INFORMATION GIVEN:
▬▬▬▬▬▬▬▬▬▬

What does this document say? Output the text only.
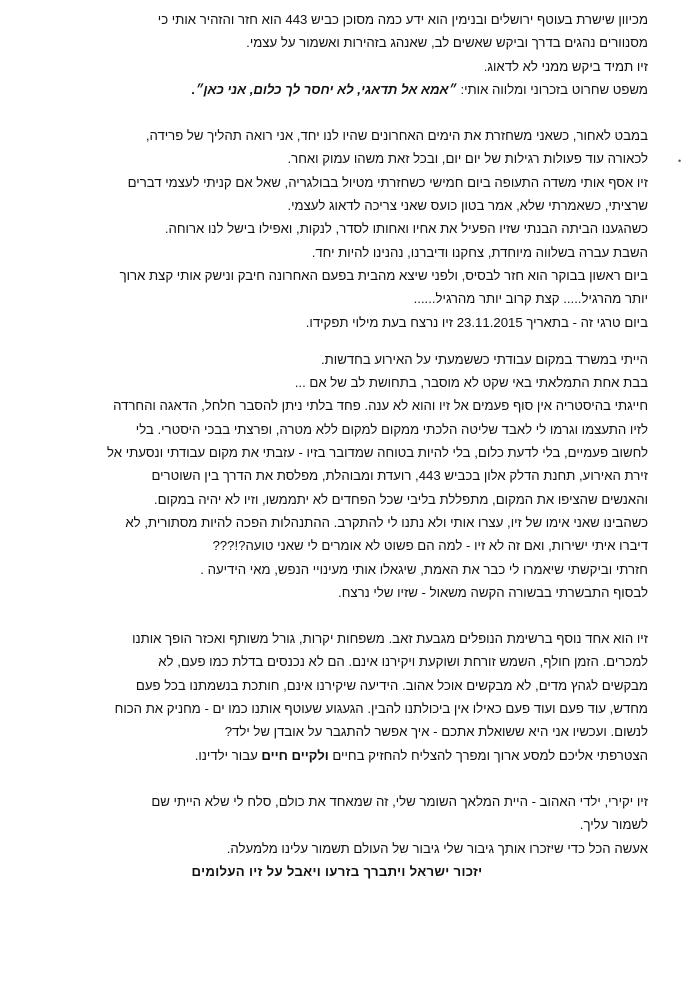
•
מכיוון שישרת בעוטף ירושלים ובנימין הוא ידע כמה מסוכן כביש 443 הוא חזר והזהיר אותי כי
מסנוורים נהגים בדרך וביקש שאשים לב, שאנהג בזהירות ואשמור על עצמי.
זיו תמיד ביקש ממני לא לדאוג.
משפט שחרוט בזכרוני ומלווה אותי: ״אמא אל תדאגי, לא יחסר לך כלום, אני כאן״.
במבט לאחור, כשאני משחזרת את הימים האחרונים שהיו לנו יחד, אני רואה תהליך של פרידה,
לכאורה עוד פעולות רגילות של יום יום, ובכל זאת משהו עמוק ואחר.
זיו אסף אותי משדה התעופה ביום חמישי כשחזרתי מטיול בבולגריה, שאל אם קניתי לעצמי דברים
שרציתי, כשאמרתי שלא, אמר בטון כועס שאני צריכה לדאוג לעצמי.
כשהגענו הביתה הבנתי שזיו הפעיל את אחיו ואחותו לסדר, לנקות, ואפילו בישל לנו ארוחה.
השבת עברה בשלווה מיוחדת, צחקנו ודיברנו, נהנינו להיות יחד.
ביום ראשון בבוקר הוא חזר לבסיס, ולפני שיצא מהבית בפעם האחרונה חיבק ונישק אותי קצת ארוך
יותר מהרגיל..... קצת קרוב יותר מהרגיל......
ביום טרגי זה - בתאריך 23.11.2015 זיו נרצח בעת מילוי תפקידו.
הייתי במשרד במקום עבודתי כששמעתי על האירוע בחדשות.
בבת אחת התמלאתי באי שקט לא מוסבר, בתחושת לב של אם ...
חייגתי בהיסטריה אין סוף פעמים אל זיו והוא לא ענה. פחד בלתי ניתן להסבר חלחל, הדאגה והחרדה
לזיו התעצמו וגרמו לי לאבד שליטה הלכתי ממקום למקום ללא מטרה, ופרצתי בבכי היסטרי. בלי
לחשוב פעמיים, בלי לדעת כלום, בלי להיות בטוחה שמדובר בזיו - עזבתי את מקום עבודתי ונסעתי אל
זירת האירוע, תחנת הדלק אלון בכביש 443, רועדת ומבוהלת, מפלסת את הדרך בין השוטרים
והאנשים שהציפו את המקום, מתפללת בליבי שכל הפחדים לא יתממשו, וזיו לא יהיה במקום.
כשהבינו שאני אימו של זיו, עצרו אותי ולא נתנו לי להתקרב. ההתנהלות הפכה להיות מסתורית, לא
דיברו איתי ישירות, ואם זה לא זיו - למה הם פשוט לא אומרים לי שאני טועה?!???
חזרתי וביקשתי שיאמרו לי כבר את האמת, שיגאלו אותי מעינויי הנפש, מאי הידיעה .
לבסוף התבשרתי בבשורה הקשה משאול - שזיו שלי נרצח.
זיו הוא אחד נוסף ברשימת הנופלים מגבעת זאב. משפחות יקרות, גורל משותף ואכזר הופך אותנו
למכרים. הזמן חולף, השמש זורחת ושוקעת ויקירנו אינם. הם לא נכנסים בדלת כמו פעם, לא
מבקשים לגהץ מדים, לא מבקשים אוכל אהוב. הידיעה שיקירנו אינם, חותכת בנשמתנו בכל פעם
מחדש, עוד פעם ועוד פעם כאילו אין ביכולתנו להבין. הגעגוע שעוטף אותנו כמו ים - מחניק את הכוח
לנשום. ועכשיו אני היא ששואלת אתכם - איך אפשר להתגבר על אובדן של ילד?
הצטרפתי אליכם למסע ארוך ומפרך להצליח להחזיק בחיים ולקיים חיים עבור ילדינו.
זיו יקירי, ילדי האהוב - היית המלאך השומר שלי, זה שמאחד את כולם, סלח לי שלא הייתי שם
לשמור עליך.
אעשה הכל כדי שיזכרו אותך גיבור שלי גיבור של העולם תשמור עלינו מלמעלה.
יזכור ישראל ויתברך בזרעו ויאבל על זיו העלומים
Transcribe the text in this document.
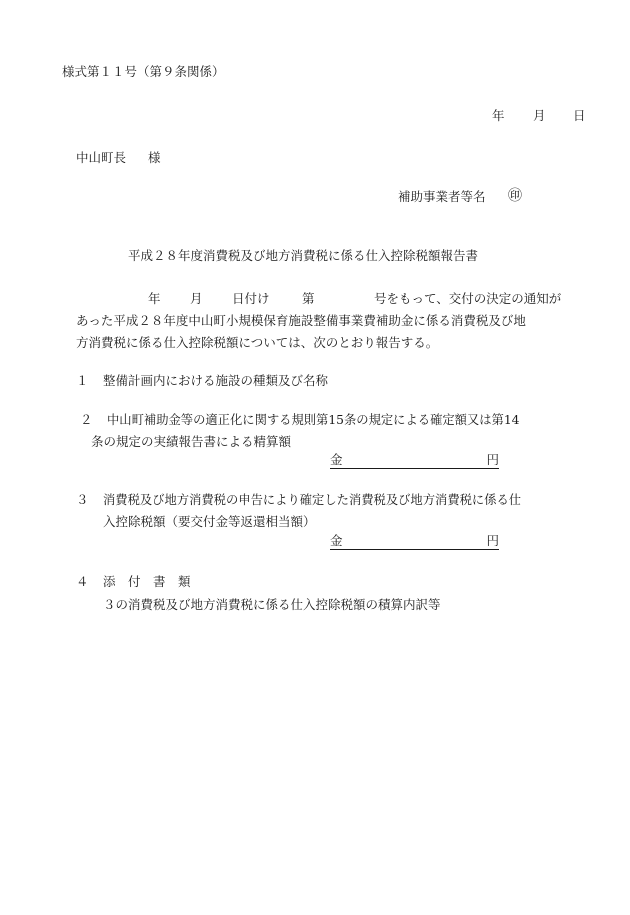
様式第１１号（第９条関係）
年 月 日
中山町長 様
補助事業者等名 ㊞
平成２８年度消費税及び地方消費税に係る仕入控除税額報告書
年 月 日付け	第	号をもって、交付の決定の通知が
あった平成２８年度中山町小規模保育施設整備事業費補助金に係る消費税及び地
方消費税に係る仕入控除税額については、次のとおり報告する。
１ 整備計画内における施設の種類及び名称
２ 中山町補助金等の適正化に関する規則第15条の規定による確定額又は第14
条の規定の実績報告書による精算額
金	円
３ 消費税及び地方消費税の申告により確定した消費税及び地方消費税に係る仕
入控除税額（要交付金等返還相当額）
金	円
４ 添　付　書　類
３の消費税及び地方消費税に係る仕入控除税額の積算内訳等
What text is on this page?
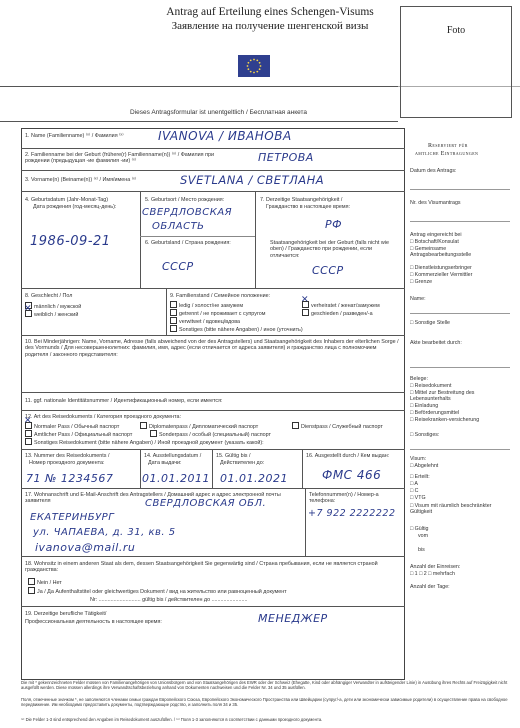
Antrag auf Erteilung eines Schengen-Visums
Заявление на получение шенгенской визы	Foto
Dieses Antragsformular ist unentgeltlich / Бесплатная анкета
1. Name (Familienname) ⁽ˣ⁾ / Фамилия ⁽ˣ⁾	IVANOVA / ИВАНОВА
2. Familienname bei der Geburt (frühere(r) Familienname(n)) ⁽ˣ⁾ / Фамилия при рождении (предыдущая -ие фамилия -ии) ⁽ˣ⁾	ПЕТРОВА
3. Vorname(n) (Beiname(n)) ⁽ˣ⁾ / Имя/имена ⁽ˣ⁾	SVETLANA / СВЕТЛАНА
4. Geburtsdatum (Jahr-Monat-Tag)
Дата рождения (год-месяц-день):
1986-09-21
5. Geburtsort / Место рождения:
СВЕРДЛОВСКАЯ
ОБЛАСТЬ
6. Geburtsland / Страна рождения:
СССР
7. Derzeitige Staatsangehörigkeit /
Гражданство в настоящее время:
РФ
Staatsangehörigkeit bei der Geburt (falls nicht wie oben) / Гражданство при рождении, если отличается:
СССР
8. Geschlecht / Пол
männlich / мужской
✕weiblich / женский
9. Familienstand / Семейное положение:
ledig / холост/не замужем
getrennt / не проживает с супругом
verwitwet / вдовец/вдова
Sonstiges (bitte nähere Angaben) / иное (уточнить)
✕verheiratet / женат/замужем
geschieden / разведен/-а
10. Bei Minderjährigen: Name, Vorname, Adresse (falls abweichend von der des Antragstellers) und Staatsangehörigkeit des Inhabers der elterlichen Sorge / des Vormunds / Для несовершеннолетних: фамилия, имя, адрес (если отличается от адреса заявителя) и гражданство лица с полномочием родителя / законного представителя:
11. ggf. nationale Identitätsnummer / Идентификационный номер, если имеется:
12. Art des Reisedokuments / Категория проездного документа:
✕Normaler Pass / Обычный паспорт	Diplomatenpass / Дипломатический паспорт	Dienstpass / Служебный паспорт
Amtlicher Pass / Официальный паспорт	Sonderpass / особый (специальный) паспорт
Sonstiges Reisedokument (bitte nähere Angaben) / Иной проездной документ (указать какой):
13. Nummer des Reisedokuments /
Номер проездного документа:
71 № 1234567
14. Ausstellungsdatum /
Дата выдачи:
01.01.2011
15. Gültig bis /
Действителен до:
01.01.2021
16. Ausgestellt durch / Кем выдан:
ФМС 466
17. Wohnanschrift und E-Mail-Anschrift des Antragstellers / Домашний адрес и адрес электронной почты заявителя	СВЕРДЛОВСКАЯ ОБЛ.
ЕКАТЕРИНБУРГ
ул. ЧАПАЕВА, д. 31, кв. 5
ivanova@mail.ru
Telefonnummer(n) / Номер-а телефона:
+7 922 2222222
18. Wohnsitz in einem anderen Staat als dem, dessen Staatsangehörigkeit Sie gegenwärtig sind / Страна пребывания, если не является страной гражданства:
Nein / Нет
Ja / Да Aufenthaltstitel oder gleichwertiges Dokument / вид на жительство или равноценный документ
Nr: ............................ gültig bis / действителен до ........................
19. Derzeitige berufliche Tätigkeit/
Профессиональная деятельность в настоящее время:	МЕНЕДЖЕР
Reserviert für
amtliche Eintragungen
Datum des Antrags:
Nr. des Visumantrags
Antrag eingereicht bei
□ Botschaft/Konsulat
□ Gemeinsame Antragsbearbeitungsstelle
□ Dienstleistungserbringer
□ Kommerzieller Vermittler
□ Grenze
Name:
□ Sonstige Stelle
Akte bearbeitet durch:
Belege:
□ Reisedokument
□ Mittel zur Bestreitung des Lebensunterhalts
□ Einladung
□ Beförderungsmittel
□ Reisekranken-versicherung
□ Sonstiges:
Visum:
□ Abgelehnt
□ Erteilt:
□ A
□ C
□ VTG
□ Visum mit räumlich beschränkter Gültigkeit
□ Gültig
vom
bis
Anzahl der Einreisen:
□ 1 □ 2 □ mehrfach
Anzahl der Tage:
Die mit * gekennzeichneten Felder müssen von Familienangehörigen von Unionsbürgern und von Staatsangehörigen des EWR oder der Schweiz (Ehegatte, Kind oder abhängiger Verwandter in aufsteigender Linie) in Ausübung ihres Rechts auf Freizügigkeit nicht ausgefüllt werden. Diese müssen allerdings ihre Verwandtschaftsbeziehung anhand von Dokumenten nachweisen und die Felder Nr. 34 und 35 ausfüllen.
Поля, отмеченные значком *, не заполняются членами семьи граждан Европейского Союза, Европейского Экономического Пространства или Швейцарии (супруг/-а, дети или экономически зависимые родители) в осуществление права на свободное передвижение. Им необходимо предоставить документы, подтверждающие родство, и заполнить поля 34 и 35.
⁽ˣ⁾ Die Felder 1-3 sind entsprechend den Angaben im Reisedokument auszufüllen. / ⁽ˣ⁾ Поля 1-3 заполняются в соответствии с данными проездного документа.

▬▬▬▬▬▬▬▬▬▬

WRITTEN PROBLEM:
Scan the material above. Copy each line where "Antragstellers" occurs.

RESULT OF THE EXERCISE:
10. Bei Minderjährigen: Name, Vorname, Adresse (falls abweichend von der des Antragstellers) und Staatsangehörigkeit des Inhabers der elterlichen Sorge / des Vormunds / Для несовершеннолетних: фамилия, имя, адрес (если отличается от адреса заявителя) и гражданство лица с полномочием родителя / законного представителя:
17. Wohnanschrift und E-Mail-Anschrift des Antragstellers / Домашний адрес и адрес электронной почты заявителя	СВЕРДЛОВСКАЯ ОБЛ.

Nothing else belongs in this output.